■ The problem ■
Type out the material below exactly.

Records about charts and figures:
○ ○ ○ ○

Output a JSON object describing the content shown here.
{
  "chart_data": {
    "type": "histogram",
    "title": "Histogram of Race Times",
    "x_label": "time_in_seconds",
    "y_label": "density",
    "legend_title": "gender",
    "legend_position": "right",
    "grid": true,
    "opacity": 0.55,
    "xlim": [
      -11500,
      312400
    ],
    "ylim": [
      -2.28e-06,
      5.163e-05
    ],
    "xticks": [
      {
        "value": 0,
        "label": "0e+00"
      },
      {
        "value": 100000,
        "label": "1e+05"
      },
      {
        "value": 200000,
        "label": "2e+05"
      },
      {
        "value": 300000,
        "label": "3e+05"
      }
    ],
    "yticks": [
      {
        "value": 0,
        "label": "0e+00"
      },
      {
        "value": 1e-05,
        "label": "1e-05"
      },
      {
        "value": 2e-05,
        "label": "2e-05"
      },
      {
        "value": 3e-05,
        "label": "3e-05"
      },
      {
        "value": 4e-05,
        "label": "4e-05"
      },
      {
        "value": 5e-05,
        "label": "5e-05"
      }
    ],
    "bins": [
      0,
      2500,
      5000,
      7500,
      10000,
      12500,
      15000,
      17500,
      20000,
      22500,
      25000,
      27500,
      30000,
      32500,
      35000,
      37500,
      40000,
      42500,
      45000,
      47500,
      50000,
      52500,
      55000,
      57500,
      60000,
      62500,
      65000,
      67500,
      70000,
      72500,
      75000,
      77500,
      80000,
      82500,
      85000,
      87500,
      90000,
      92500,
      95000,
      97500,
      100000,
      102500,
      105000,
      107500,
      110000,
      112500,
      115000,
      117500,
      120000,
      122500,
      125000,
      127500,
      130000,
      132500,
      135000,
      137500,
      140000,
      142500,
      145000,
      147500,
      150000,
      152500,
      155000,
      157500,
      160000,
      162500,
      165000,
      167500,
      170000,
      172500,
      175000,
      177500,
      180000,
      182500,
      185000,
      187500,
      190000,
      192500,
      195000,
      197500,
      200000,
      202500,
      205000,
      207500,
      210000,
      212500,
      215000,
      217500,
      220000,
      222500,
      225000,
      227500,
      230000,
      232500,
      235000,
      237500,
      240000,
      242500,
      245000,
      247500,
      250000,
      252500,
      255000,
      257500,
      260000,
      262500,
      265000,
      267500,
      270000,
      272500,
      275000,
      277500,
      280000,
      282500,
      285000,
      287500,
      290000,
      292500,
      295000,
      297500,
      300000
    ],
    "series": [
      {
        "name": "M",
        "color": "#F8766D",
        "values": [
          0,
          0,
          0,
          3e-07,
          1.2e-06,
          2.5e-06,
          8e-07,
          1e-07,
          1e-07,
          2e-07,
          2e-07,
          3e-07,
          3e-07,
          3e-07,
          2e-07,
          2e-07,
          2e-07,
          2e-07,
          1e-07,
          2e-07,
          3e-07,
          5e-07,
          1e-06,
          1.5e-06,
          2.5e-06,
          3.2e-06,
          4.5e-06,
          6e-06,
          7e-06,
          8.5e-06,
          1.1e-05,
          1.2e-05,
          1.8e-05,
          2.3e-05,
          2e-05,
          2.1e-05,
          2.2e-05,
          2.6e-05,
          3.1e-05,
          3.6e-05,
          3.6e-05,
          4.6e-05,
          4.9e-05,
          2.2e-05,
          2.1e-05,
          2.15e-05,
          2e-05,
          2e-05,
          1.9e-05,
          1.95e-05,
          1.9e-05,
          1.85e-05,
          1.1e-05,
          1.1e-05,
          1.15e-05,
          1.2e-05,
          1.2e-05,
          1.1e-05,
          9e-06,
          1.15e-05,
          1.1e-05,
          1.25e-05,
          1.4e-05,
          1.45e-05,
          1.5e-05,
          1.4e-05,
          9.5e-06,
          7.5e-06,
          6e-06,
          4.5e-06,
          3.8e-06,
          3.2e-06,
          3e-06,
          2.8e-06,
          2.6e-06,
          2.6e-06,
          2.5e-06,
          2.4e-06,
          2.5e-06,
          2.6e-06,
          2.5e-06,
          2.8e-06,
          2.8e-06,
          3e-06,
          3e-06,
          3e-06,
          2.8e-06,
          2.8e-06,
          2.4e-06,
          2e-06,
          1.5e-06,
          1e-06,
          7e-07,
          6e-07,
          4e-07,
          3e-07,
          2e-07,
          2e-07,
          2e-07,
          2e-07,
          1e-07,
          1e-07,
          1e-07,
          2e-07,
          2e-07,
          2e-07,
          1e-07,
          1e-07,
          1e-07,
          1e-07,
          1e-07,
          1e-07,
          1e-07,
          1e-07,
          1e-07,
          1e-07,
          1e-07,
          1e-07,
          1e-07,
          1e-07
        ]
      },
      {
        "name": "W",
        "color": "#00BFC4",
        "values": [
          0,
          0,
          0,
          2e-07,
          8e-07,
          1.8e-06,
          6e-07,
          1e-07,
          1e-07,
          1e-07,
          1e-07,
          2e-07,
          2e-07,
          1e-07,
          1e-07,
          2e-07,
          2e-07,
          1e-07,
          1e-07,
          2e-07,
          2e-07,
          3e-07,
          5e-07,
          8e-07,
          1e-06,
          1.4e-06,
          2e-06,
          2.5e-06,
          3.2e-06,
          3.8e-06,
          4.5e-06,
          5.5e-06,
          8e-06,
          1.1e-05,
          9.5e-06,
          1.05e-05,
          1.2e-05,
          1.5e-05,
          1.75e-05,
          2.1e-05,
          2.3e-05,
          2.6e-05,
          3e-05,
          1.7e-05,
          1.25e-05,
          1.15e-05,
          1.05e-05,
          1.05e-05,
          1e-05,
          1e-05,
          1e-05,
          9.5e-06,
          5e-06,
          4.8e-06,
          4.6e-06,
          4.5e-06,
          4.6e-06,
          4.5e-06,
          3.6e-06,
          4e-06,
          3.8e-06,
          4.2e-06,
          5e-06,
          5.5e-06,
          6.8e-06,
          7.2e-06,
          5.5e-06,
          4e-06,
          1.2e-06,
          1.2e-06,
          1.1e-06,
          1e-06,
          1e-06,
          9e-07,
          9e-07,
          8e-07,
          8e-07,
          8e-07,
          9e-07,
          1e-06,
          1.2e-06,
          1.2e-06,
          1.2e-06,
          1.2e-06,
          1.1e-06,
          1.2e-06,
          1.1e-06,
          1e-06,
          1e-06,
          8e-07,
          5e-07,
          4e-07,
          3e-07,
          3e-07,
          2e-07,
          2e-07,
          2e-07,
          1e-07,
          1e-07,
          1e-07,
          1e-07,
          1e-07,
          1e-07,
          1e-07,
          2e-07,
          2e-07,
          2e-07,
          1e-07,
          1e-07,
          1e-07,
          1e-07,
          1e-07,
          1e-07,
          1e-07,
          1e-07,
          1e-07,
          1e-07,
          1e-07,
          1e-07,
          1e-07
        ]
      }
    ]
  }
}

○ ○ ○ ○

■ Worked answer ■
Output a JSON object describing the content shown here.
{
  "chart_data": {
    "type": "histogram",
    "title": "Histogram of Race Times",
    "x_label": "time_in_seconds",
    "y_label": "density",
    "legend_title": "gender",
    "legend_position": "right",
    "grid": true,
    "opacity": 0.55,
    "xlim": [
      -11500,
      312400
    ],
    "ylim": [
      -2.28e-06,
      5.163e-05
    ],
    "xticks": [
      {
        "value": 0,
        "label": "0e+00"
      },
      {
        "value": 100000,
        "label": "1e+05"
      },
      {
        "value": 200000,
        "label": "2e+05"
      },
      {
        "value": 300000,
        "label": "3e+05"
      }
    ],
    "yticks": [
      {
        "value": 0,
        "label": "0e+00"
      },
      {
        "value": 1e-05,
        "label": "1e-05"
      },
      {
        "value": 2e-05,
        "label": "2e-05"
      },
      {
        "value": 3e-05,
        "label": "3e-05"
      },
      {
        "value": 4e-05,
        "label": "4e-05"
      },
      {
        "value": 5e-05,
        "label": "5e-05"
      }
    ],
    "bins": [
      0,
      2500,
      5000,
      7500,
      10000,
      12500,
      15000,
      17500,
      20000,
      22500,
      25000,
      27500,
      30000,
      32500,
      35000,
      37500,
      40000,
      42500,
      45000,
      47500,
      50000,
      52500,
      55000,
      57500,
      60000,
      62500,
      65000,
      67500,
      70000,
      72500,
      75000,
      77500,
      80000,
      82500,
      85000,
      87500,
      90000,
      92500,
      95000,
      97500,
      100000,
      102500,
      105000,
      107500,
      110000,
      112500,
      115000,
      117500,
      120000,
      122500,
      125000,
      127500,
      130000,
      132500,
      135000,
      137500,
      140000,
      142500,
      145000,
      147500,
      150000,
      152500,
      155000,
      157500,
      160000,
      162500,
      165000,
      167500,
      170000,
      172500,
      175000,
      177500,
      180000,
      182500,
      185000,
      187500,
      190000,
      192500,
      195000,
      197500,
      200000,
      202500,
      205000,
      207500,
      210000,
      212500,
      215000,
      217500,
      220000,
      222500,
      225000,
      227500,
      230000,
      232500,
      235000,
      237500,
      240000,
      242500,
      245000,
      247500,
      250000,
      252500,
      255000,
      257500,
      260000,
      262500,
      265000,
      267500,
      270000,
      272500,
      275000,
      277500,
      280000,
      282500,
      285000,
      287500,
      290000,
      292500,
      295000,
      297500,
      300000
    ],
    "series": [
      {
        "name": "M",
        "color": "#F8766D",
        "values": [
          0,
          0,
          0,
          3e-07,
          1.2e-06,
          2.5e-06,
          8e-07,
          1e-07,
          1e-07,
          2e-07,
          2e-07,
          3e-07,
          3e-07,
          3e-07,
          2e-07,
          2e-07,
          2e-07,
          2e-07,
          1e-07,
          2e-07,
          3e-07,
          5e-07,
          1e-06,
          1.5e-06,
          2.5e-06,
          3.2e-06,
          4.5e-06,
          6e-06,
          7e-06,
          8.5e-06,
          1.1e-05,
          1.2e-05,
          1.8e-05,
          2.3e-05,
          2e-05,
          2.1e-05,
          2.2e-05,
          2.6e-05,
          3.1e-05,
          3.6e-05,
          3.6e-05,
          4.6e-05,
          4.9e-05,
          2.2e-05,
          2.1e-05,
          2.15e-05,
          2e-05,
          2e-05,
          1.9e-05,
          1.95e-05,
          1.9e-05,
          1.85e-05,
          1.1e-05,
          1.1e-05,
          1.15e-05,
          1.2e-05,
          1.2e-05,
          1.1e-05,
          9e-06,
          1.15e-05,
          1.1e-05,
          1.25e-05,
          1.4e-05,
          1.45e-05,
          1.5e-05,
          1.4e-05,
          9.5e-06,
          7.5e-06,
          6e-06,
          4.5e-06,
          3.8e-06,
          3.2e-06,
          3e-06,
          2.8e-06,
          2.6e-06,
          2.6e-06,
          2.5e-06,
          2.4e-06,
          2.5e-06,
          2.6e-06,
          2.5e-06,
          2.8e-06,
          2.8e-06,
          3e-06,
          3e-06,
          3e-06,
          2.8e-06,
          2.8e-06,
          2.4e-06,
          2e-06,
          1.5e-06,
          1e-06,
          7e-07,
          6e-07,
          4e-07,
          3e-07,
          2e-07,
          2e-07,
          2e-07,
          2e-07,
          1e-07,
          1e-07,
          1e-07,
          2e-07,
          2e-07,
          2e-07,
          1e-07,
          1e-07,
          1e-07,
          1e-07,
          1e-07,
          1e-07,
          1e-07,
          1e-07,
          1e-07,
          1e-07,
          1e-07,
          1e-07,
          1e-07,
          1e-07
        ]
      },
      {
        "name": "W",
        "color": "#00BFC4",
        "values": [
          0,
          0,
          0,
          2e-07,
          8e-07,
          1.8e-06,
          6e-07,
          1e-07,
          1e-07,
          1e-07,
          1e-07,
          2e-07,
          2e-07,
          1e-07,
          1e-07,
          2e-07,
          2e-07,
          1e-07,
          1e-07,
          2e-07,
          2e-07,
          3e-07,
          5e-07,
          8e-07,
          1e-06,
          1.4e-06,
          2e-06,
          2.5e-06,
          3.2e-06,
          3.8e-06,
          4.5e-06,
          5.5e-06,
          8e-06,
          1.1e-05,
          9.5e-06,
          1.05e-05,
          1.2e-05,
          1.5e-05,
          1.75e-05,
          2.1e-05,
          2.3e-05,
          2.6e-05,
          3e-05,
          1.7e-05,
          1.25e-05,
          1.15e-05,
          1.05e-05,
          1.05e-05,
          1e-05,
          1e-05,
          1e-05,
          9.5e-06,
          5e-06,
          4.8e-06,
          4.6e-06,
          4.5e-06,
          4.6e-06,
          4.5e-06,
          3.6e-06,
          4e-06,
          3.8e-06,
          4.2e-06,
          5e-06,
          5.5e-06,
          6.8e-06,
          7.2e-06,
          5.5e-06,
          4e-06,
          1.2e-06,
          1.2e-06,
          1.1e-06,
          1e-06,
          1e-06,
          9e-07,
          9e-07,
          8e-07,
          8e-07,
          8e-07,
          9e-07,
          1e-06,
          1.2e-06,
          1.2e-06,
          1.2e-06,
          1.2e-06,
          1.1e-06,
          1.2e-06,
          1.1e-06,
          1e-06,
          1e-06,
          8e-07,
          5e-07,
          4e-07,
          3e-07,
          3e-07,
          2e-07,
          2e-07,
          2e-07,
          1e-07,
          1e-07,
          1e-07,
          1e-07,
          1e-07,
          1e-07,
          1e-07,
          2e-07,
          2e-07,
          2e-07,
          1e-07,
          1e-07,
          1e-07,
          1e-07,
          1e-07,
          1e-07,
          1e-07,
          1e-07,
          1e-07,
          1e-07,
          1e-07,
          1e-07,
          1e-07
        ]
      }
    ]
  }
}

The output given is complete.